▶ Exercise: Keep the pictures out of the copy and repeat the records exactly.

┌──

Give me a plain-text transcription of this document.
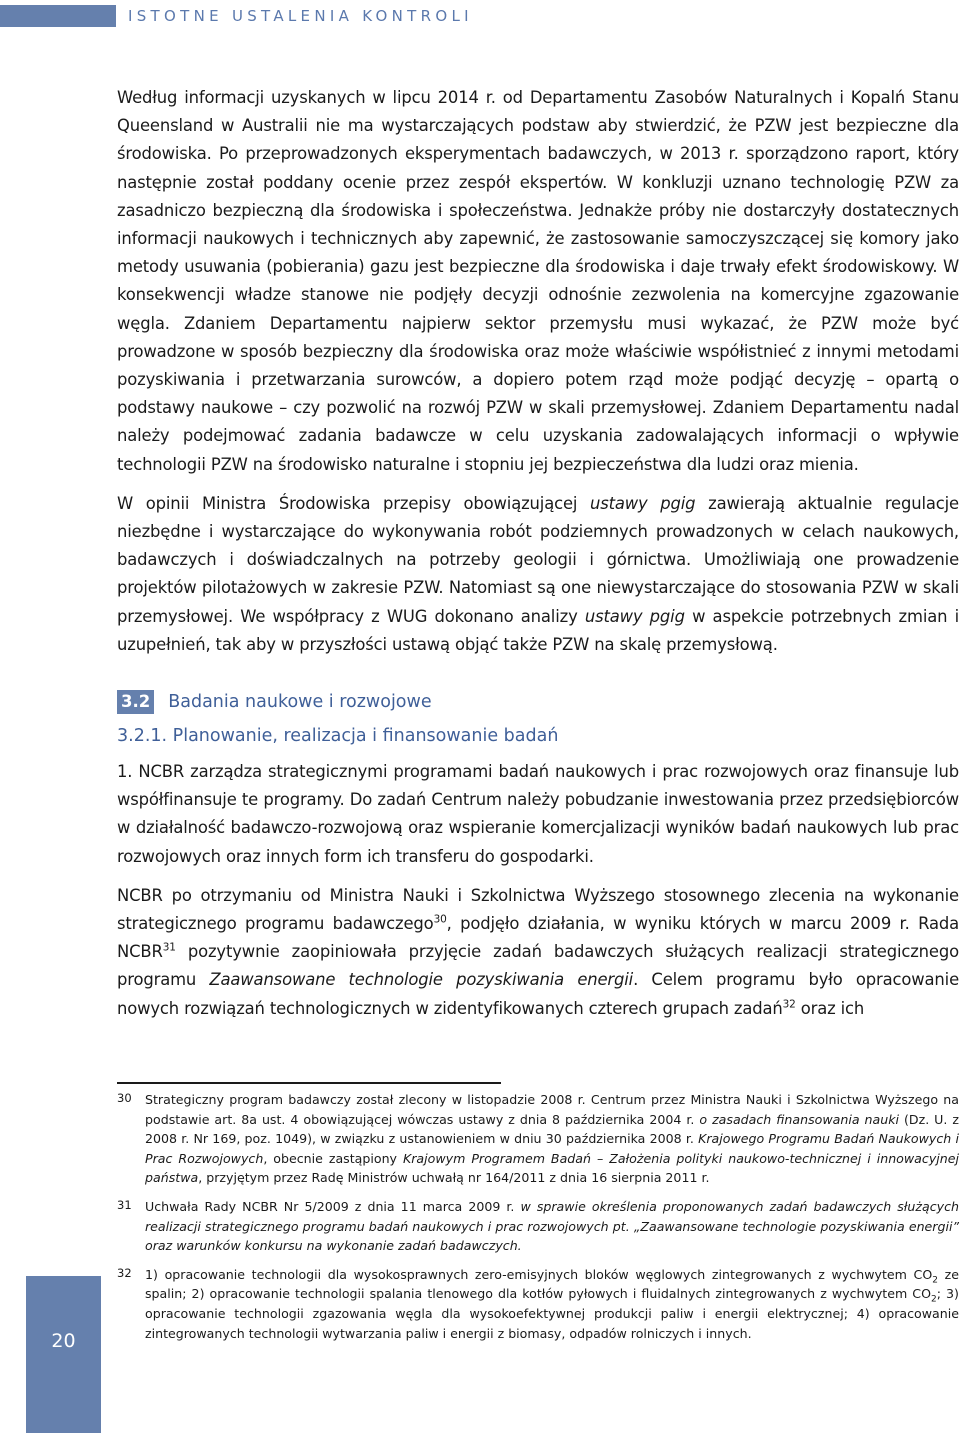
ISTOTNE USTALENIA KONTROLI

Według informacji uzyskanych w lipcu 2014 r. od Departamentu Zasobów Naturalnych i Kopalń Stanu Queensland w Australii nie ma wystarczających podstaw aby stwierdzić, że PZW jest bezpieczne dla środowiska. Po przeprowadzonych eksperymentach badawczych, w 2013 r. sporządzono raport, który następnie został poddany ocenie przez zespół ekspertów. W konkluzji uznano technologię PZW za zasadniczo bezpieczną dla środowiska i społeczeństwa. Jednakże próby nie dostarczyły dostatecznych informacji naukowych i technicznych aby zapewnić, że zastosowanie samoczyszczącej się komory jako metody usuwania (pobierania) gazu jest bezpieczne dla środowiska i daje trwały efekt środowiskowy. W konsekwencji władze stanowe nie podjęły decyzji odnośnie zezwolenia na komercyjne zgazowanie węgla. Zdaniem Departamentu najpierw sektor przemysłu musi wykazać, że PZW może być prowadzone w sposób bezpieczny dla środowiska oraz może właściwie współistnieć z innymi metodami pozyskiwania i przetwarzania surowców, a dopiero potem rząd może podjąć decyzję – opartą o podstawy naukowe – czy pozwolić na rozwój PZW w skali przemysłowej. Zdaniem Departamentu nadal należy podejmować zadania badawcze w celu uzyskania zadowalających informacji o wpływie technologii PZW na środowisko naturalne i stopniu jej bezpieczeństwa dla ludzi oraz mienia.

W opinii Ministra Środowiska przepisy obowiązującej ustawy pgig zawierają aktualnie regulacje niezbędne i wystarczające do wykonywania robót podziemnych prowadzonych w celach naukowych, badawczych i doświadczalnych na potrzeby geologii i górnictwa. Umożliwiają one prowadzenie projektów pilotażowych w zakresie PZW. Natomiast są one niewystarczające do stosowania PZW w skali przemysłowej. We współpracy z WUG dokonano analizy ustawy pgig w aspekcie potrzebnych zmian i uzupełnień, tak aby w przyszłości ustawą objąć także PZW na skalę przemysłową.

3.2 Badania naukowe i rozwojowe
3.2.1. Planowanie, realizacja i finansowanie badań

1. NCBR zarządza strategicznymi programami badań naukowych i prac rozwojowych oraz finansuje lub współfinansuje te programy. Do zadań Centrum należy pobudzanie inwestowania przez przedsiębiorców w działalność badawczo-rozwojową oraz wspieranie komercjalizacji wyników badań naukowych lub prac rozwojowych oraz innych form ich transferu do gospodarki.

NCBR po otrzymaniu od Ministra Nauki i Szkolnictwa Wyższego stosownego zlecenia na wykonanie strategicznego programu badawczego$^{30}$, podjęło działania, w wyniku których w marcu 2009 r. Rada NCBR$^{31}$ pozytywnie zaopiniowała przyjęcie zadań badawczych służących realizacji strategicznego programu Zaawansowane technologie pozyskiwania energii. Celem programu było opracowanie nowych rozwiązań technologicznych w zidentyfikowanych czterech grupach zadań$^{32}$ oraz ich

30	Strategiczny program badawczy został zlecony w listopadzie 2008 r. Centrum przez Ministra Nauki i Szkolnictwa Wyższego na podstawie art. 8a ust. 4 obowiązującej wówczas ustawy z dnia 8 października 2004 r. o zasadach finansowania nauki (Dz. U. z 2008 r. Nr 169, poz. 1049), w związku z ustanowieniem w dniu 30 października 2008 r. Krajowego Programu Badań Naukowych i Prac Rozwojowych, obecnie zastąpiony Krajowym Programem Badań – Założenia polityki naukowo-technicznej i innowacyjnej państwa, przyjętym przez Radę Ministrów uchwałą nr 164/2011 z dnia 16 sierpnia 2011 r.
31	Uchwała Rady NCBR Nr 5/2009 z dnia 11 marca 2009 r. w sprawie określenia proponowanych zadań badawczych służących realizacji strategicznego programu badań naukowych i prac rozwojowych pt. „Zaawansowane technologie pozyskiwania energii” oraz warunków konkursu na wykonanie zadań badawczych.
32	1) opracowanie technologii dla wysokosprawnych zero-emisyjnych bloków węglowych zintegrowanych z wychwytem $CO_2$ ze spalin; 2) opracowanie technologii spalania tlenowego dla kotłów pyłowych i fluidalnych zintegrowanych z wychwytem $CO_2$; 3) opracowanie technologii zgazowania węgla dla wysokoefektywnej produkcji paliw i energii elektrycznej; 4) opracowanie zintegrowanych technologii wytwarzania paliw i energii z biomasy, odpadów rolniczych i innych.
20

└──

▶ Task solution:
Give me a plain-text transcription of this document.
ISTOTNE USTALENIA KONTROLI

Według informacji uzyskanych w lipcu 2014 r. od Departamentu Zasobów Naturalnych i Kopalń Stanu Queensland w Australii nie ma wystarczających podstaw aby stwierdzić, że PZW jest bezpieczne dla środowiska. Po przeprowadzonych eksperymentach badawczych, w 2013 r. sporządzono raport, który następnie został poddany ocenie przez zespół ekspertów. W konkluzji uznano technologię PZW za zasadniczo bezpieczną dla środowiska i społeczeństwa. Jednakże próby nie dostarczyły dostatecznych informacji naukowych i technicznych aby zapewnić, że zastosowanie samoczyszczącej się komory jako metody usuwania (pobierania) gazu jest bezpieczne dla środowiska i daje trwały efekt środowiskowy. W konsekwencji władze stanowe nie podjęły decyzji odnośnie zezwolenia na komercyjne zgazowanie węgla. Zdaniem Departamentu najpierw sektor przemysłu musi wykazać, że PZW może być prowadzone w sposób bezpieczny dla środowiska oraz może właściwie współistnieć z innymi metodami pozyskiwania i przetwarzania surowców, a dopiero potem rząd może podjąć decyzję – opartą o podstawy naukowe – czy pozwolić na rozwój PZW w skali przemysłowej. Zdaniem Departamentu nadal należy podejmować zadania badawcze w celu uzyskania zadowalających informacji o wpływie technologii PZW na środowisko naturalne i stopniu jej bezpieczeństwa dla ludzi oraz mienia.

W opinii Ministra Środowiska przepisy obowiązującej ustawy pgig zawierają aktualnie regulacje niezbędne i wystarczające do wykonywania robót podziemnych prowadzonych w celach naukowych, badawczych i doświadczalnych na potrzeby geologii i górnictwa. Umożliwiają one prowadzenie projektów pilotażowych w zakresie PZW. Natomiast są one niewystarczające do stosowania PZW w skali przemysłowej. We współpracy z WUG dokonano analizy ustawy pgig w aspekcie potrzebnych zmian i uzupełnień, tak aby w przyszłości ustawą objąć także PZW na skalę przemysłową.

3.2 Badania naukowe i rozwojowe
3.2.1. Planowanie, realizacja i finansowanie badań

1. NCBR zarządza strategicznymi programami badań naukowych i prac rozwojowych oraz finansuje lub współfinansuje te programy. Do zadań Centrum należy pobudzanie inwestowania przez przedsiębiorców w działalność badawczo-rozwojową oraz wspieranie komercjalizacji wyników badań naukowych lub prac rozwojowych oraz innych form ich transferu do gospodarki.

NCBR po otrzymaniu od Ministra Nauki i Szkolnictwa Wyższego stosownego zlecenia na wykonanie strategicznego programu badawczego$^{30}$, podjęło działania, w wyniku których w marcu 2009 r. Rada NCBR$^{31}$ pozytywnie zaopiniowała przyjęcie zadań badawczych służących realizacji strategicznego programu Zaawansowane technologie pozyskiwania energii. Celem programu było opracowanie nowych rozwiązań technologicznych w zidentyfikowanych czterech grupach zadań$^{32}$ oraz ich

30	Strategiczny program badawczy został zlecony w listopadzie 2008 r. Centrum przez Ministra Nauki i Szkolnictwa Wyższego na podstawie art. 8a ust. 4 obowiązującej wówczas ustawy z dnia 8 października 2004 r. o zasadach finansowania nauki (Dz. U. z 2008 r. Nr 169, poz. 1049), w związku z ustanowieniem w dniu 30 października 2008 r. Krajowego Programu Badań Naukowych i Prac Rozwojowych, obecnie zastąpiony Krajowym Programem Badań – Założenia polityki naukowo-technicznej i innowacyjnej państwa, przyjętym przez Radę Ministrów uchwałą nr 164/2011 z dnia 16 sierpnia 2011 r.
31	Uchwała Rady NCBR Nr 5/2009 z dnia 11 marca 2009 r. w sprawie określenia proponowanych zadań badawczych służących realizacji strategicznego programu badań naukowych i prac rozwojowych pt. „Zaawansowane technologie pozyskiwania energii” oraz warunków konkursu na wykonanie zadań badawczych.
32	1) opracowanie technologii dla wysokosprawnych zero-emisyjnych bloków węglowych zintegrowanych z wychwytem $CO_2$ ze spalin; 2) opracowanie technologii spalania tlenowego dla kotłów pyłowych i fluidalnych zintegrowanych z wychwytem $CO_2$; 3) opracowanie technologii zgazowania węgla dla wysokoefektywnej produkcji paliw i energii elektrycznej; 4) opracowanie zintegrowanych technologii wytwarzania paliw i energii z biomasy, odpadów rolniczych i innych.
20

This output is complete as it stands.